# Task directions
Copy each line with the word "window" in it.

# Data provided
* * * * *

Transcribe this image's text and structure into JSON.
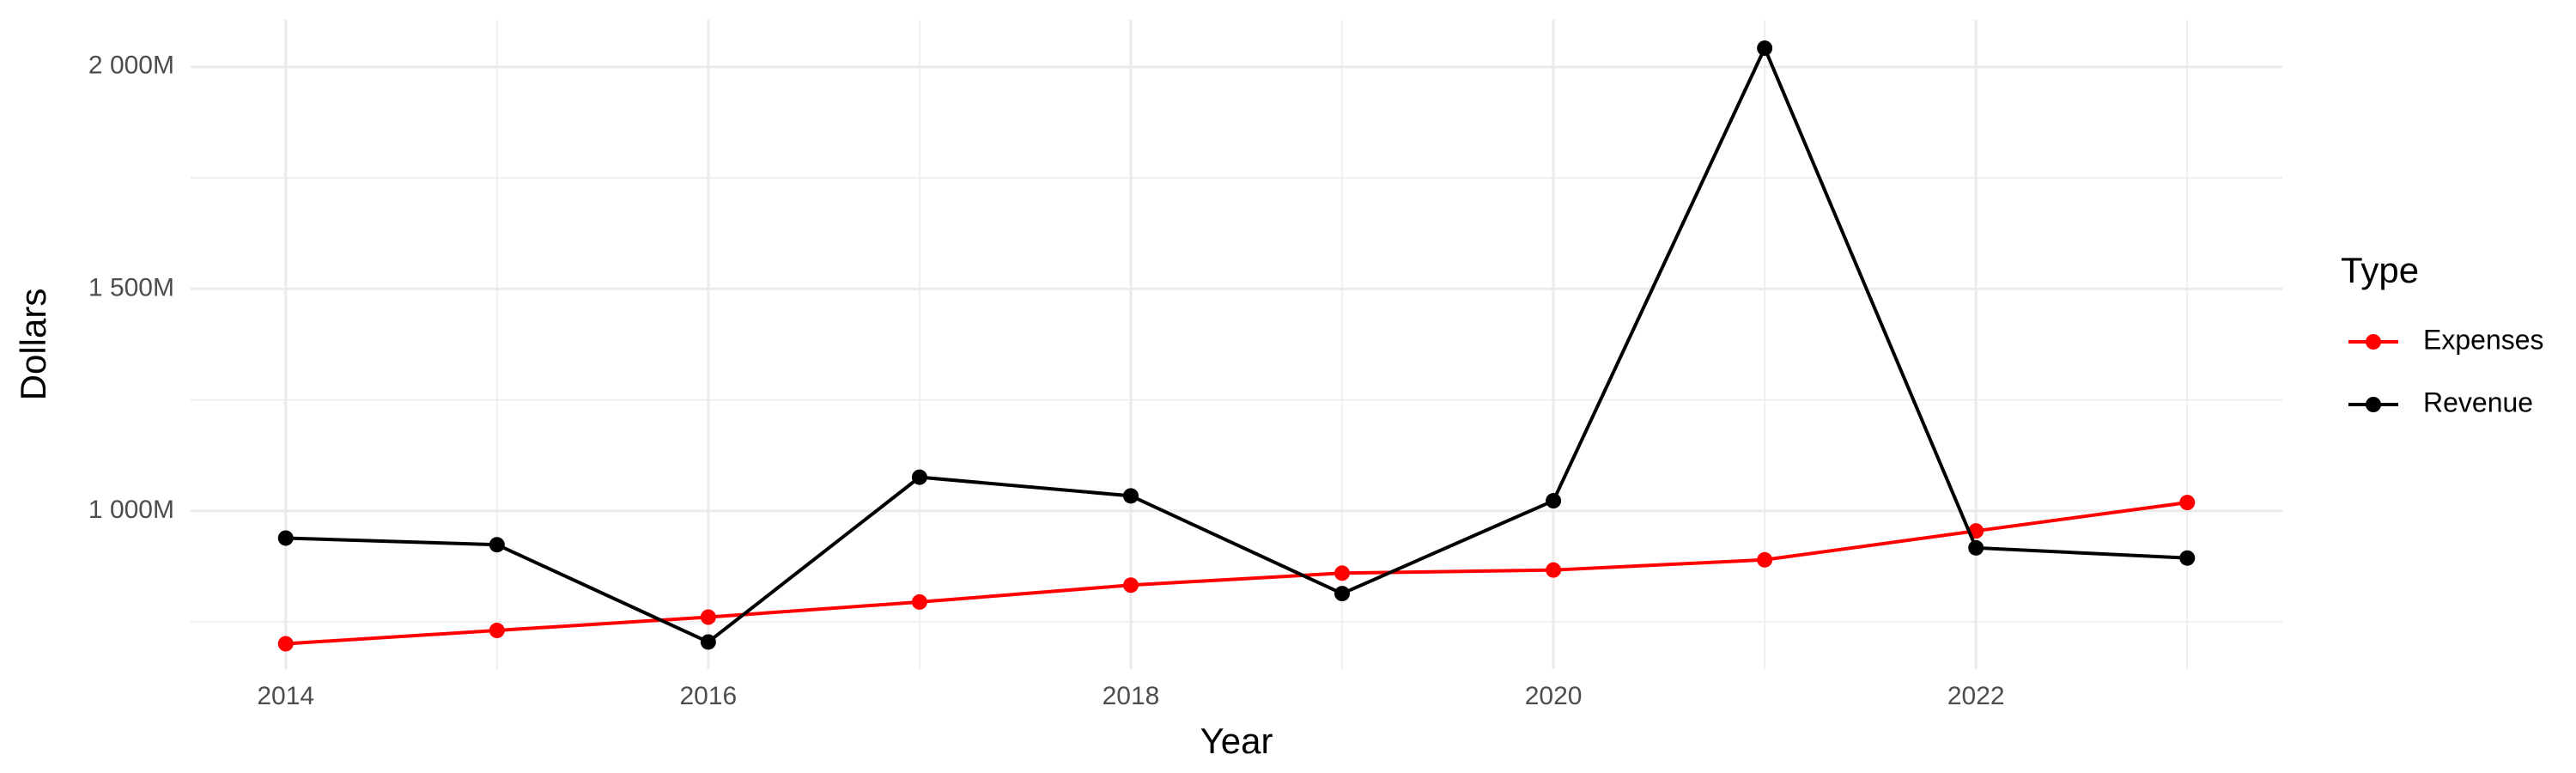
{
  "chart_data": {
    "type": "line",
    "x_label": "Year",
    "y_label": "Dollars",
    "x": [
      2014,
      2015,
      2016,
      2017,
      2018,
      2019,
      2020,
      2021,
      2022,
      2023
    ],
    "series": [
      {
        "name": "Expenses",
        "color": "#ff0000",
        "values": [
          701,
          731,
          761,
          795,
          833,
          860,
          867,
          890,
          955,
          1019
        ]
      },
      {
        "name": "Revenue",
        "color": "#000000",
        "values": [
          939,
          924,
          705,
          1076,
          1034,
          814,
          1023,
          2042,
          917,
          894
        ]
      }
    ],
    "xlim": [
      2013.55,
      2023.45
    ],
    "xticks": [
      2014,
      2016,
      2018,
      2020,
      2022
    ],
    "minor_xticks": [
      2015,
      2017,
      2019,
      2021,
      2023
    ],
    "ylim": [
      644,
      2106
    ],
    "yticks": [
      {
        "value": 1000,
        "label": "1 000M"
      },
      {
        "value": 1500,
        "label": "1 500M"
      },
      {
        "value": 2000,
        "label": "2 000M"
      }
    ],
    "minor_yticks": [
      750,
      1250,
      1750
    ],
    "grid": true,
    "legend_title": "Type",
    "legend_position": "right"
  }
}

* * * * *

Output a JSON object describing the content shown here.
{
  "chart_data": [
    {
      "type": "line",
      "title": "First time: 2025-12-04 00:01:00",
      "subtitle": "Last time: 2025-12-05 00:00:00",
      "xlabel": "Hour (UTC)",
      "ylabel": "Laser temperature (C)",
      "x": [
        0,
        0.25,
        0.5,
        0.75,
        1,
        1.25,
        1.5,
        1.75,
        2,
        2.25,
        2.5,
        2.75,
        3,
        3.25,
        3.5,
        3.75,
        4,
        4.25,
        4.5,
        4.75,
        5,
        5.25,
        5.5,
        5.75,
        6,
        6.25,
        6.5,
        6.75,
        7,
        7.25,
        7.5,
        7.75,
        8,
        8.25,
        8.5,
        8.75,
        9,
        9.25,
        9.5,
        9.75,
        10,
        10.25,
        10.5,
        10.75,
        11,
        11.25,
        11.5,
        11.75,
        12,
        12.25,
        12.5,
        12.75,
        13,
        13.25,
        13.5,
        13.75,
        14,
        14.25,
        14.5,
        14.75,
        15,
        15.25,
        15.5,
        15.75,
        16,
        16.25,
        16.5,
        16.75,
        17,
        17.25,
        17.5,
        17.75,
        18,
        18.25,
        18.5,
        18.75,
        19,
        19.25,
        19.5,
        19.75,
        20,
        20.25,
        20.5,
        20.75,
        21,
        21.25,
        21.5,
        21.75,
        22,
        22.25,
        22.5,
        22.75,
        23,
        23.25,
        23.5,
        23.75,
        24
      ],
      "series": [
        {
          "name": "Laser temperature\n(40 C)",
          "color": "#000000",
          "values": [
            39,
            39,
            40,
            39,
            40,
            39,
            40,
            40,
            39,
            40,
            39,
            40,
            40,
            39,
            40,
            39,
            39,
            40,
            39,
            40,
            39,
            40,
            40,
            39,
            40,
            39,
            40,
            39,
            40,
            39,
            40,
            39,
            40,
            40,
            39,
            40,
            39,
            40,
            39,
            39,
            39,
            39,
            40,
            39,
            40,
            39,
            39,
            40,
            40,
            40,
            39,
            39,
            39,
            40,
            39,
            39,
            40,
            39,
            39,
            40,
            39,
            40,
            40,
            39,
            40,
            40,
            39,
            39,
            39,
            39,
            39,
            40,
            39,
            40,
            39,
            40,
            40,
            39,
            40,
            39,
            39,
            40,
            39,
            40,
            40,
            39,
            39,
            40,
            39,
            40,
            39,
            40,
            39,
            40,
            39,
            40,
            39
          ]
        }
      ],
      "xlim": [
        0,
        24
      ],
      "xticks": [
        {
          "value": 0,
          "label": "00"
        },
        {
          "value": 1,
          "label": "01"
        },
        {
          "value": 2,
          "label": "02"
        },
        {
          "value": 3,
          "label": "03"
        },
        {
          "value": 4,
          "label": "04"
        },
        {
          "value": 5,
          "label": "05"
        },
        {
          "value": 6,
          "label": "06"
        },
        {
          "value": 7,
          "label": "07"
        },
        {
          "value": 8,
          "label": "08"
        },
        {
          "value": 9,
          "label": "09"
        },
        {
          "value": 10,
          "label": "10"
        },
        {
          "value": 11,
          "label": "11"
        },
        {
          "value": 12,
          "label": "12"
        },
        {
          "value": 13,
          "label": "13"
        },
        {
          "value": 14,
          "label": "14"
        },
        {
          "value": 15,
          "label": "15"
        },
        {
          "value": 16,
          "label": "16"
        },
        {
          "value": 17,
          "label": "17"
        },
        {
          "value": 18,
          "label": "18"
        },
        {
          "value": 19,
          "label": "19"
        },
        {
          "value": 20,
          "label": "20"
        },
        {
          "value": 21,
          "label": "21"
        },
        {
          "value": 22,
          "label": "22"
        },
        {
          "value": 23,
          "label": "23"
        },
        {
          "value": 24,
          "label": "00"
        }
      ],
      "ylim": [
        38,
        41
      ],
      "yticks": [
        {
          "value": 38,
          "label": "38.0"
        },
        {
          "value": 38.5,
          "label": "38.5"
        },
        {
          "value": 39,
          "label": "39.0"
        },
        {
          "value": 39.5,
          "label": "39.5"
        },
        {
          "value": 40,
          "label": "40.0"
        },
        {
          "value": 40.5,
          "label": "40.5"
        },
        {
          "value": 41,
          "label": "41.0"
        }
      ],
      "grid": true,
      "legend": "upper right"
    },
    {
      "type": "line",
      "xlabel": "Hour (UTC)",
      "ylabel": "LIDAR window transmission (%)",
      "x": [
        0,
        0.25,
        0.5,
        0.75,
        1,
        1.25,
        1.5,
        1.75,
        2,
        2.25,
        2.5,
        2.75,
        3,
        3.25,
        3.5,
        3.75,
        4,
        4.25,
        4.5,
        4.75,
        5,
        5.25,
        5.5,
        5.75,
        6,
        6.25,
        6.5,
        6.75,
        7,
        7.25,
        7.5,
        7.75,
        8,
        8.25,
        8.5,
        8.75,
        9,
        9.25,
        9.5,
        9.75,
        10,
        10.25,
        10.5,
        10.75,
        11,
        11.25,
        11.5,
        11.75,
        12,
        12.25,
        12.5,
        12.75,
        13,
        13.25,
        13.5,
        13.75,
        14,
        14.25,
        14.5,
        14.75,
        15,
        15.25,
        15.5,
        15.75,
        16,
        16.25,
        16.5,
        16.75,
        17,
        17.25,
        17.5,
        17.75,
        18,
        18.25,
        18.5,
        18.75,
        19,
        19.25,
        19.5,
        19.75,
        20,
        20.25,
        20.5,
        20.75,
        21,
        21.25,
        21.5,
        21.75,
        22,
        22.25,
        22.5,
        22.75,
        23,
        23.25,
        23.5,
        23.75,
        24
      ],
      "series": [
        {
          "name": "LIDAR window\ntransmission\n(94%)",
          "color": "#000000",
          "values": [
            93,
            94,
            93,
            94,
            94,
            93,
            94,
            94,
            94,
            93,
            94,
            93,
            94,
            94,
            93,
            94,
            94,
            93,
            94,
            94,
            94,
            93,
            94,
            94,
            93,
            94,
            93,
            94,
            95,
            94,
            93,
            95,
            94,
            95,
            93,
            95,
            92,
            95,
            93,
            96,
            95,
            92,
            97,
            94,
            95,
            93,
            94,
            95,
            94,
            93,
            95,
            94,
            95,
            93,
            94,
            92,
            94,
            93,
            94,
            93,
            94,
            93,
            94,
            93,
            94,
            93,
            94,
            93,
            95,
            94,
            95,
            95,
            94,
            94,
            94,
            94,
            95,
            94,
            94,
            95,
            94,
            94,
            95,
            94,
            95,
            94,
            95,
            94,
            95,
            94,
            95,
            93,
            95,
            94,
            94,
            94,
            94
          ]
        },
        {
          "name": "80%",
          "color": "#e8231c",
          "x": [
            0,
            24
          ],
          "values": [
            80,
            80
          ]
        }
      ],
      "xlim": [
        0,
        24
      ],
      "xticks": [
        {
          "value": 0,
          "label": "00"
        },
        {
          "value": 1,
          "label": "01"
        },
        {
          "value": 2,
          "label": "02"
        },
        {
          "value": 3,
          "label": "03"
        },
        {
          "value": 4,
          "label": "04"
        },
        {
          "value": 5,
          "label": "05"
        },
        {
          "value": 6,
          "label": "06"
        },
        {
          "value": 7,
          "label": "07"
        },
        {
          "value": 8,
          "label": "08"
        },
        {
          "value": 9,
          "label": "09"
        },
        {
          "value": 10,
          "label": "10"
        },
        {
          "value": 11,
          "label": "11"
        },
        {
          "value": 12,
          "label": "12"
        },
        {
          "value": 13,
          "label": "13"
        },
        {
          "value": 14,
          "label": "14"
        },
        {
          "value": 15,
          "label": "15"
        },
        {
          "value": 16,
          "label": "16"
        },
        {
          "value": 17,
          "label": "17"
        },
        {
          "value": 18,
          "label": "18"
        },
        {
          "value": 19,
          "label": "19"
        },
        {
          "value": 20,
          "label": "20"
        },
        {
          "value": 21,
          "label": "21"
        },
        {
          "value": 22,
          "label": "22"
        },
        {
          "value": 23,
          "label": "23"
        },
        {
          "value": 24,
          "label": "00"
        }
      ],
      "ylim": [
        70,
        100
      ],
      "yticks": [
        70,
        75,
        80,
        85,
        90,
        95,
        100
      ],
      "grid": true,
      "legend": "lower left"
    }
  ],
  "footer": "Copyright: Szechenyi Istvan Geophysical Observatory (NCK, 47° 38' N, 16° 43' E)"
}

* * * * *

# Output of the task
      "ylabel": "LIDAR window transmission (%)",
          "name": "LIDAR window\ntransmission\n(94%)",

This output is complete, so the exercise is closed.